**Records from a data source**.
+ + + + +
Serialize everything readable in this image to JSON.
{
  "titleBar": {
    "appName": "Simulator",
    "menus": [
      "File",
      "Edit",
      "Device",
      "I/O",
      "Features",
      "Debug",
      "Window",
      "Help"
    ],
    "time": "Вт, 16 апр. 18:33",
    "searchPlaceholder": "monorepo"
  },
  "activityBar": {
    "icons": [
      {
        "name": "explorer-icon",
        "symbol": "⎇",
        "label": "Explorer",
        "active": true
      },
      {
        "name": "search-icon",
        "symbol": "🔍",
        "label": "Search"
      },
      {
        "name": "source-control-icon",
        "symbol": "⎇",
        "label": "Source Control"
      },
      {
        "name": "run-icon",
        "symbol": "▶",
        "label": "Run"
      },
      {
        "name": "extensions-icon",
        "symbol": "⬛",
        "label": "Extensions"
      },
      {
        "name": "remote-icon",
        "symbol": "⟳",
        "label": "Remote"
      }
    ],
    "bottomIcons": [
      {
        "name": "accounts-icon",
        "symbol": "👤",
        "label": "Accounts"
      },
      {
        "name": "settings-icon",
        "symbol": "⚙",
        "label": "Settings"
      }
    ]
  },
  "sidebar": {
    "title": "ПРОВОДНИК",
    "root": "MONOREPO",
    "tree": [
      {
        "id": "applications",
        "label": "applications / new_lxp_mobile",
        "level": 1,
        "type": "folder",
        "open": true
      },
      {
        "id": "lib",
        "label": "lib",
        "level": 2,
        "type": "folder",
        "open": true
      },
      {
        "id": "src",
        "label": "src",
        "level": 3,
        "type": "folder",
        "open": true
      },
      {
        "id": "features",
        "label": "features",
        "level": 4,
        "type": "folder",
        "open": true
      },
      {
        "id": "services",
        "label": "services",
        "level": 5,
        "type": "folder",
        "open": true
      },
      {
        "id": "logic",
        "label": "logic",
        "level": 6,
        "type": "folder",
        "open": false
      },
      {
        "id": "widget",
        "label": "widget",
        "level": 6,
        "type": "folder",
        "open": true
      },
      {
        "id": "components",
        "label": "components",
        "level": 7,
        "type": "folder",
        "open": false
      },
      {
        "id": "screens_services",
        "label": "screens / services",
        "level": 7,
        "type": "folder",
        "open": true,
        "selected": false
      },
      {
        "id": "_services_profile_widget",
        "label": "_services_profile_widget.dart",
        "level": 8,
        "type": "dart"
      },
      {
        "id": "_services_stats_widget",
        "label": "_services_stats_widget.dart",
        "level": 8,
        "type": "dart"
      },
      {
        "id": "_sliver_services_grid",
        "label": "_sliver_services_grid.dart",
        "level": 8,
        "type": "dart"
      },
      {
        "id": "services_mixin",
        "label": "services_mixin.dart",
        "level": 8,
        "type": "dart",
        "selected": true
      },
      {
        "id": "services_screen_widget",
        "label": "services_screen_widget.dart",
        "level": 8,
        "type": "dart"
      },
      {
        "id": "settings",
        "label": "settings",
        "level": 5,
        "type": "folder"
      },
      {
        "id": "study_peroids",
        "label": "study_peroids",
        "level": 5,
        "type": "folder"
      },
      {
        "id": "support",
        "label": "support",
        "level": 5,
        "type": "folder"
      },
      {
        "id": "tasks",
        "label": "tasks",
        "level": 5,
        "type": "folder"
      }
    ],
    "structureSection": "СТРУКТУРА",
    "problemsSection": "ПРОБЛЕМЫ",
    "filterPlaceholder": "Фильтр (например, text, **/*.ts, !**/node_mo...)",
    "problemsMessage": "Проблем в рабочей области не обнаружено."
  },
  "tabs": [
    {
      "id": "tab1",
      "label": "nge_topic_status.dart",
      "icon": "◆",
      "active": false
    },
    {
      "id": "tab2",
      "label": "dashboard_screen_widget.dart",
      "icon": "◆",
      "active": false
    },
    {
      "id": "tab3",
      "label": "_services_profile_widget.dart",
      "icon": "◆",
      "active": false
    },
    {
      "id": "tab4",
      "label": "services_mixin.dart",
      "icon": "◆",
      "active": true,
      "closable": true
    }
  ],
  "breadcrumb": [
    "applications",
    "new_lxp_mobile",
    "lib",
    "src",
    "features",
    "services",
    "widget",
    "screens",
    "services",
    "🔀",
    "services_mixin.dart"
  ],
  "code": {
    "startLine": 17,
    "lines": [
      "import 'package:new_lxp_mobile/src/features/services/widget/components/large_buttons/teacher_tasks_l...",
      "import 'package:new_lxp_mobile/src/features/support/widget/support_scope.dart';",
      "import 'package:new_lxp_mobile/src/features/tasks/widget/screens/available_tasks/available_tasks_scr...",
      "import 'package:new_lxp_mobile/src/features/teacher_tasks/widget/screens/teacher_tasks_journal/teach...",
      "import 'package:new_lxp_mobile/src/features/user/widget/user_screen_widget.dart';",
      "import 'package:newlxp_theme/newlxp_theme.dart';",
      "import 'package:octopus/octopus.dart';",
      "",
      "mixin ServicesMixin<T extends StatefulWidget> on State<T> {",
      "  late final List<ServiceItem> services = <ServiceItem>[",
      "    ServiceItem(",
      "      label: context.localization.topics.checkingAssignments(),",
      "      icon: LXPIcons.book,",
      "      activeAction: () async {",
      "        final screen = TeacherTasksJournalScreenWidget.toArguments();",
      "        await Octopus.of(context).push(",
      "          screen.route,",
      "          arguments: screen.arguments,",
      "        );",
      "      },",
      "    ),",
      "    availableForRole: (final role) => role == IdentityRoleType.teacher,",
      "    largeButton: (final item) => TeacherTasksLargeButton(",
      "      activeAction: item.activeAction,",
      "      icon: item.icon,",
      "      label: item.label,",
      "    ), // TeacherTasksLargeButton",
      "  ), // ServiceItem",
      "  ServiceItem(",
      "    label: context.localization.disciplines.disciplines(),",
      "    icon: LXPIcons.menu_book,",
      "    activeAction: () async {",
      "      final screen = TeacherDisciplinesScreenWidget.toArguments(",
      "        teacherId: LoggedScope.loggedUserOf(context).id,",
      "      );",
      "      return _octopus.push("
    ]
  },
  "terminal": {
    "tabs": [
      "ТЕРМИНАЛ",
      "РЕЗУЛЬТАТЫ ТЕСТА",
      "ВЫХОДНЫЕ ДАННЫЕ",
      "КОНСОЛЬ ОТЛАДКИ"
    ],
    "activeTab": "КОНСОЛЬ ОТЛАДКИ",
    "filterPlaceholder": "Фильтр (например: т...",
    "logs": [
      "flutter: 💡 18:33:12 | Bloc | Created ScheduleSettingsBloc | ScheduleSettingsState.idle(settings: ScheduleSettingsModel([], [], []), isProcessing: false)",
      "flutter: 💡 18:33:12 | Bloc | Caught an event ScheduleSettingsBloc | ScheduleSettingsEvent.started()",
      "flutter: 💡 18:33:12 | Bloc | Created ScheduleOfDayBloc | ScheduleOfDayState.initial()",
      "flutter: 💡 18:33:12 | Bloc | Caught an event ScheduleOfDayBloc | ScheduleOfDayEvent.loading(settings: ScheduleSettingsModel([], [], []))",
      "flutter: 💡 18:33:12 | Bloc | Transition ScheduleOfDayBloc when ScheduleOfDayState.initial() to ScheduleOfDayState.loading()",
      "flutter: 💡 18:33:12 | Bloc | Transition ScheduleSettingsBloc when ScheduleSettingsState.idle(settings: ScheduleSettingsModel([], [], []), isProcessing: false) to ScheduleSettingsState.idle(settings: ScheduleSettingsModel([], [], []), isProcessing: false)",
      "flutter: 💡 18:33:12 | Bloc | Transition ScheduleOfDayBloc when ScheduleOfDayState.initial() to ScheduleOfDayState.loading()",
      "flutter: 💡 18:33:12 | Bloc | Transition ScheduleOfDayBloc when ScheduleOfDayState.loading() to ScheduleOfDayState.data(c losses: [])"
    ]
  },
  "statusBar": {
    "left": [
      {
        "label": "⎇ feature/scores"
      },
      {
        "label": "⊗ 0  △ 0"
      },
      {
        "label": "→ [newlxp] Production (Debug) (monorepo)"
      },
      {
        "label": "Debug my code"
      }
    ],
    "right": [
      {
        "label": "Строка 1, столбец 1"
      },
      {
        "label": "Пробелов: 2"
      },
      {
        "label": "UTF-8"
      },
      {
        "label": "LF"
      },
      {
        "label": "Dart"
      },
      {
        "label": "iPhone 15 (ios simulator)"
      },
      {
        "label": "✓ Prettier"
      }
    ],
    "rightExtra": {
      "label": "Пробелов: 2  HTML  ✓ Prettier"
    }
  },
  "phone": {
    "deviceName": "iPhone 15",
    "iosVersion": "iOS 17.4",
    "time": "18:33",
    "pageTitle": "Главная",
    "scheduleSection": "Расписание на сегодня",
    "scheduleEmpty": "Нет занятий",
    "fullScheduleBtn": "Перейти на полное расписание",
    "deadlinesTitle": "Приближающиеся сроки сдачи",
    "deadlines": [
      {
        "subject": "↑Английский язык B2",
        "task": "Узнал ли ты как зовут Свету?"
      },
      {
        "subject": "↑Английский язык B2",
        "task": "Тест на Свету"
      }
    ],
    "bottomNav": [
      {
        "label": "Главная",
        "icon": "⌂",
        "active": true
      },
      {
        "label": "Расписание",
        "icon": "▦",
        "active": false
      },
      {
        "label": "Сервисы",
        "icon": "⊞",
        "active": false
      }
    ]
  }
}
+ + + + +
**EXERCISE INSTRUCTIONS**.
Copy each line from the records above that includes the string "idle".

**RESULT OF THIS EXERCISE**.
      "flutter: 💡 18:33:12 | Bloc | Created ScheduleSettingsBloc | ScheduleSettingsState.idle(settings: ScheduleSettingsModel([], [], []), isProcessing: false)",
      "flutter: 💡 18:33:12 | Bloc | Transition ScheduleSettingsBloc when ScheduleSettingsState.idle(settings: ScheduleSettingsModel([], [], []), isProcessing: false) to ScheduleSettingsState.idle(settings: ScheduleSettingsModel([], [], []), isProcessing: false)",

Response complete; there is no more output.